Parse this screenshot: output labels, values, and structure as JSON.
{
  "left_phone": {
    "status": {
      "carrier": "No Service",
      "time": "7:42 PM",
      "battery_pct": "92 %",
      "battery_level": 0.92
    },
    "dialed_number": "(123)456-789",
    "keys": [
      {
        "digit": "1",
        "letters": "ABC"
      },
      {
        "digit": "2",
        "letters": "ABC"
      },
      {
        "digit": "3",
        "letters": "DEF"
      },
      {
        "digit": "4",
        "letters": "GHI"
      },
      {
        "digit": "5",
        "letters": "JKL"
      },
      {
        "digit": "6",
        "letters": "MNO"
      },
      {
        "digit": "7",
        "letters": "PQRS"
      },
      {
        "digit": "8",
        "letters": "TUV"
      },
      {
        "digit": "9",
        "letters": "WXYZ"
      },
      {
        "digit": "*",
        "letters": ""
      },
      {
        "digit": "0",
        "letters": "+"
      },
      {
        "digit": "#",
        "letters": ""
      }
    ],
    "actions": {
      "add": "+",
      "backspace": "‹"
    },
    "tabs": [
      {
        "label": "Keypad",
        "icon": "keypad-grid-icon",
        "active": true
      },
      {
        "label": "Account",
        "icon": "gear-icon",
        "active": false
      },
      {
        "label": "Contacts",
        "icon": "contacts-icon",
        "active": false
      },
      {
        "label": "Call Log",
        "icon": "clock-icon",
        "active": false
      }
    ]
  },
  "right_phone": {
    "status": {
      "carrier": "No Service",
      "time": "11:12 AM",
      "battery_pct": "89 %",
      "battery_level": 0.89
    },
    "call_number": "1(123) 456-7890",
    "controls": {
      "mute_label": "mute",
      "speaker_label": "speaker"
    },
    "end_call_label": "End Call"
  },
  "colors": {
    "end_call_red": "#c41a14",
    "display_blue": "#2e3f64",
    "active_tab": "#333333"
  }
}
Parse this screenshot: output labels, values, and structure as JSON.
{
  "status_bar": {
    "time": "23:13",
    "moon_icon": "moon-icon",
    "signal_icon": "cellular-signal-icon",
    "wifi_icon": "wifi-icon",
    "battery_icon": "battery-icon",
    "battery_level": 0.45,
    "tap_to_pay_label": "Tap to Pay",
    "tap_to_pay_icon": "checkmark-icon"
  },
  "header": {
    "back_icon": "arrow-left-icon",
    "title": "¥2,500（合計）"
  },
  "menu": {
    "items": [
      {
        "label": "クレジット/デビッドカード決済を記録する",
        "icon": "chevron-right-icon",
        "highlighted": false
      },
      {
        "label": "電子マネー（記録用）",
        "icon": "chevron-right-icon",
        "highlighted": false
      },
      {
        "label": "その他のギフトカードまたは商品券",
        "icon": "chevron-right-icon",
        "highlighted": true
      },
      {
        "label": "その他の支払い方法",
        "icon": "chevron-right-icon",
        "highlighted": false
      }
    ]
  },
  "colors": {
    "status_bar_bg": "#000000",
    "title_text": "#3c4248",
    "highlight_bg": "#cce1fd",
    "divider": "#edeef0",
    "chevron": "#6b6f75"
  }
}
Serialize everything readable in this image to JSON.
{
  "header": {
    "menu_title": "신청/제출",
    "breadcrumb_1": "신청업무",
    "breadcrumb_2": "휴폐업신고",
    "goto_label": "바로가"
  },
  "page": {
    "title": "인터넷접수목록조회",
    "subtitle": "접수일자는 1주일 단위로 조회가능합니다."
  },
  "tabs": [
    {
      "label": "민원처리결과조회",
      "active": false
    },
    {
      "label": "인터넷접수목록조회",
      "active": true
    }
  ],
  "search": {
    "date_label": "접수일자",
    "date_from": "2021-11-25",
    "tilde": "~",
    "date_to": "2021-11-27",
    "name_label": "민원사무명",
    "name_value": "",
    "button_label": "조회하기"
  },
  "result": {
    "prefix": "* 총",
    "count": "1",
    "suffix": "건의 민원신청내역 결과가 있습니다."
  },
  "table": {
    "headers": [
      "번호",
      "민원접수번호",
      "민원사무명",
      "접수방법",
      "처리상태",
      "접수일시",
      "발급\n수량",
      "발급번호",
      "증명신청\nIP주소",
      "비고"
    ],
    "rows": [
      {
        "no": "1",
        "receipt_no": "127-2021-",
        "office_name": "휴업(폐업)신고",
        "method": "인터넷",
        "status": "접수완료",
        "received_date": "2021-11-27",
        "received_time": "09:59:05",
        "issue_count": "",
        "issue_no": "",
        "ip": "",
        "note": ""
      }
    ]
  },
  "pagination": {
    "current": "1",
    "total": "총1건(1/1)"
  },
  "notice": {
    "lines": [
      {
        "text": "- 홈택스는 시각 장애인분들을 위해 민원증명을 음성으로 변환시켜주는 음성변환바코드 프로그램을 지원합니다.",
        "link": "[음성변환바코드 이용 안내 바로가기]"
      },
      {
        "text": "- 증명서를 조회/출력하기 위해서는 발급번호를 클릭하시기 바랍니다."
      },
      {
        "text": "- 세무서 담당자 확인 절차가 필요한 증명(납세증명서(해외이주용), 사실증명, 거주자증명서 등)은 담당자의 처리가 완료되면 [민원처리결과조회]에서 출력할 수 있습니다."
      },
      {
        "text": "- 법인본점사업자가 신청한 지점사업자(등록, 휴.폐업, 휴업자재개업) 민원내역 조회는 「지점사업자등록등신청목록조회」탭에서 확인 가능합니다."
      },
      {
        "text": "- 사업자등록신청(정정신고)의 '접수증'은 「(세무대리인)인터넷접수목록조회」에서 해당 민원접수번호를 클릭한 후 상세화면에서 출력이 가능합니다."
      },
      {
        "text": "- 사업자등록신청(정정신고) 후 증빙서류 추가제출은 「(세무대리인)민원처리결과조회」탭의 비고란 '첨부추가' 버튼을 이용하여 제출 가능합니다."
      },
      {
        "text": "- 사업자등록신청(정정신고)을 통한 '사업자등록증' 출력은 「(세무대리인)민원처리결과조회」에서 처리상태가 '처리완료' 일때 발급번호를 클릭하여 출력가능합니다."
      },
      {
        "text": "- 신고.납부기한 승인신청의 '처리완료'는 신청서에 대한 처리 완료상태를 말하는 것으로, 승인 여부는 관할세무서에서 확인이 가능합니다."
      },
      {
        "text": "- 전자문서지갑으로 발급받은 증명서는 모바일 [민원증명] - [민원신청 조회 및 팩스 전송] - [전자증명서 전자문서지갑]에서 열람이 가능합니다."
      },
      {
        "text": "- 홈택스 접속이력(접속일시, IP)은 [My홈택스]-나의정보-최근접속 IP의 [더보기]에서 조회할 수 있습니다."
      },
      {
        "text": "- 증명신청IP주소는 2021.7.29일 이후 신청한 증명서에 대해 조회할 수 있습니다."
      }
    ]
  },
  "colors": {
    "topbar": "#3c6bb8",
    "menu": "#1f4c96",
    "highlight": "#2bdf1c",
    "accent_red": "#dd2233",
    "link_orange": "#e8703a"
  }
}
------------------------------------------------------------
TASK GOAL - Write out each line of the data above again, exactly as given.

RESPONSE TO THIS TASK -
Parse this screenshot: output labels, values, and structure as JSON.
{
  "left_phone": {
    "status": {
      "carrier": "No Service",
      "time": "7:42 PM",
      "battery_pct": "92 %",
      "battery_level": 0.92
    },
    "dialed_number": "(123)456-789",
    "keys": [
      {
        "digit": "1",
        "letters": "ABC"
      },
      {
        "digit": "2",
        "letters": "ABC"
      },
      {
        "digit": "3",
        "letters": "DEF"
      },
      {
        "digit": "4",
        "letters": "GHI"
      },
      {
        "digit": "5",
        "letters": "JKL"
      },
      {
        "digit": "6",
        "letters": "MNO"
      },
      {
        "digit": "7",
        "letters": "PQRS"
      },
      {
        "digit": "8",
        "letters": "TUV"
      },
      {
        "digit": "9",
        "letters": "WXYZ"
      },
      {
        "digit": "*",
        "letters": ""
      },
      {
        "digit": "0",
        "letters": "+"
      },
      {
        "digit": "#",
        "letters": ""
      }
    ],
    "actions": {
      "add": "+",
      "backspace": "‹"
    },
    "tabs": [
      {
        "label": "Keypad",
        "icon": "keypad-grid-icon",
        "active": true
      },
      {
        "label": "Account",
        "icon": "gear-icon",
        "active": false
      },
      {
        "label": "Contacts",
        "icon": "contacts-icon",
        "active": false
      },
      {
        "label": "Call Log",
        "icon": "clock-icon",
        "active": false
      }
    ]
  },
  "right_phone": {
    "status": {
      "carrier": "No Service",
      "time": "11:12 AM",
      "battery_pct": "89 %",
      "battery_level": 0.89
    },
    "call_number": "1(123) 456-7890",
    "controls": {
      "mute_label": "mute",
      "speaker_label": "speaker"
    },
    "end_call_label": "End Call"
  },
  "colors": {
    "end_call_red": "#c41a14",
    "display_blue": "#2e3f64",
    "active_tab": "#333333"
  }
}
Parse this screenshot: output labels, values, and structure as JSON.
{
  "status_bar": {
    "time": "23:13",
    "moon_icon": "moon-icon",
    "signal_icon": "cellular-signal-icon",
    "wifi_icon": "wifi-icon",
    "battery_icon": "battery-icon",
    "battery_level": 0.45,
    "tap_to_pay_label": "Tap to Pay",
    "tap_to_pay_icon": "checkmark-icon"
  },
  "header": {
    "back_icon": "arrow-left-icon",
    "title": "¥2,500（合計）"
  },
  "menu": {
    "items": [
      {
        "label": "クレジット/デビッドカード決済を記録する",
        "icon": "chevron-right-icon",
        "highlighted": false
      },
      {
        "label": "電子マネー（記録用）",
        "icon": "chevron-right-icon",
        "highlighted": false
      },
      {
        "label": "その他のギフトカードまたは商品券",
        "icon": "chevron-right-icon",
        "highlighted": true
      },
      {
        "label": "その他の支払い方法",
        "icon": "chevron-right-icon",
        "highlighted": false
      }
    ]
  },
  "colors": {
    "status_bar_bg": "#000000",
    "title_text": "#3c4248",
    "highlight_bg": "#cce1fd",
    "divider": "#edeef0",
    "chevron": "#6b6f75"
  }
}
Serialize everything readable in this image to JSON.
{
  "header": {
    "menu_title": "신청/제출",
    "breadcrumb_1": "신청업무",
    "breadcrumb_2": "휴폐업신고",
    "goto_label": "바로가"
  },
  "page": {
    "title": "인터넷접수목록조회",
    "subtitle": "접수일자는 1주일 단위로 조회가능합니다."
  },
  "tabs": [
    {
      "label": "민원처리결과조회",
      "active": false
    },
    {
      "label": "인터넷접수목록조회",
      "active": true
    }
  ],
  "search": {
    "date_label": "접수일자",
    "date_from": "2021-11-25",
    "tilde": "~",
    "date_to": "2021-11-27",
    "name_label": "민원사무명",
    "name_value": "",
    "button_label": "조회하기"
  },
  "result": {
    "prefix": "* 총",
    "count": "1",
    "suffix": "건의 민원신청내역 결과가 있습니다."
  },
  "table": {
    "headers": [
      "번호",
      "민원접수번호",
      "민원사무명",
      "접수방법",
      "처리상태",
      "접수일시",
      "발급\n수량",
      "발급번호",
      "증명신청\nIP주소",
      "비고"
    ],
    "rows": [
      {
        "no": "1",
        "receipt_no": "127-2021-",
        "office_name": "휴업(폐업)신고",
        "method": "인터넷",
        "status": "접수완료",
        "received_date": "2021-11-27",
        "received_time": "09:59:05",
        "issue_count": "",
        "issue_no": "",
        "ip": "",
        "note": ""
      }
    ]
  },
  "pagination": {
    "current": "1",
    "total": "총1건(1/1)"
  },
  "notice": {
    "lines": [
      {
        "text": "- 홈택스는 시각 장애인분들을 위해 민원증명을 음성으로 변환시켜주는 음성변환바코드 프로그램을 지원합니다.",
        "link": "[음성변환바코드 이용 안내 바로가기]"
      },
      {
        "text": "- 증명서를 조회/출력하기 위해서는 발급번호를 클릭하시기 바랍니다."
      },
      {
        "text": "- 세무서 담당자 확인 절차가 필요한 증명(납세증명서(해외이주용), 사실증명, 거주자증명서 등)은 담당자의 처리가 완료되면 [민원처리결과조회]에서 출력할 수 있습니다."
      },
      {
        "text": "- 법인본점사업자가 신청한 지점사업자(등록, 휴.폐업, 휴업자재개업) 민원내역 조회는 「지점사업자등록등신청목록조회」탭에서 확인 가능합니다."
      },
      {
        "text": "- 사업자등록신청(정정신고)의 '접수증'은 「(세무대리인)인터넷접수목록조회」에서 해당 민원접수번호를 클릭한 후 상세화면에서 출력이 가능합니다."
      },
      {
        "text": "- 사업자등록신청(정정신고) 후 증빙서류 추가제출은 「(세무대리인)민원처리결과조회」탭의 비고란 '첨부추가' 버튼을 이용하여 제출 가능합니다."
      },
      {
        "text": "- 사업자등록신청(정정신고)을 통한 '사업자등록증' 출력은 「(세무대리인)민원처리결과조회」에서 처리상태가 '처리완료' 일때 발급번호를 클릭하여 출력가능합니다."
      },
      {
        "text": "- 신고.납부기한 승인신청의 '처리완료'는 신청서에 대한 처리 완료상태를 말하는 것으로, 승인 여부는 관할세무서에서 확인이 가능합니다."
      },
      {
        "text": "- 전자문서지갑으로 발급받은 증명서는 모바일 [민원증명] - [민원신청 조회 및 팩스 전송] - [전자증명서 전자문서지갑]에서 열람이 가능합니다."
      },
      {
        "text": "- 홈택스 접속이력(접속일시, IP)은 [My홈택스]-나의정보-최근접속 IP의 [더보기]에서 조회할 수 있습니다."
      },
      {
        "text": "- 증명신청IP주소는 2021.7.29일 이후 신청한 증명서에 대해 조회할 수 있습니다."
      }
    ]
  },
  "colors": {
    "topbar": "#3c6bb8",
    "menu": "#1f4c96",
    "highlight": "#2bdf1c",
    "accent_red": "#dd2233",
    "link_orange": "#e8703a"
  }
}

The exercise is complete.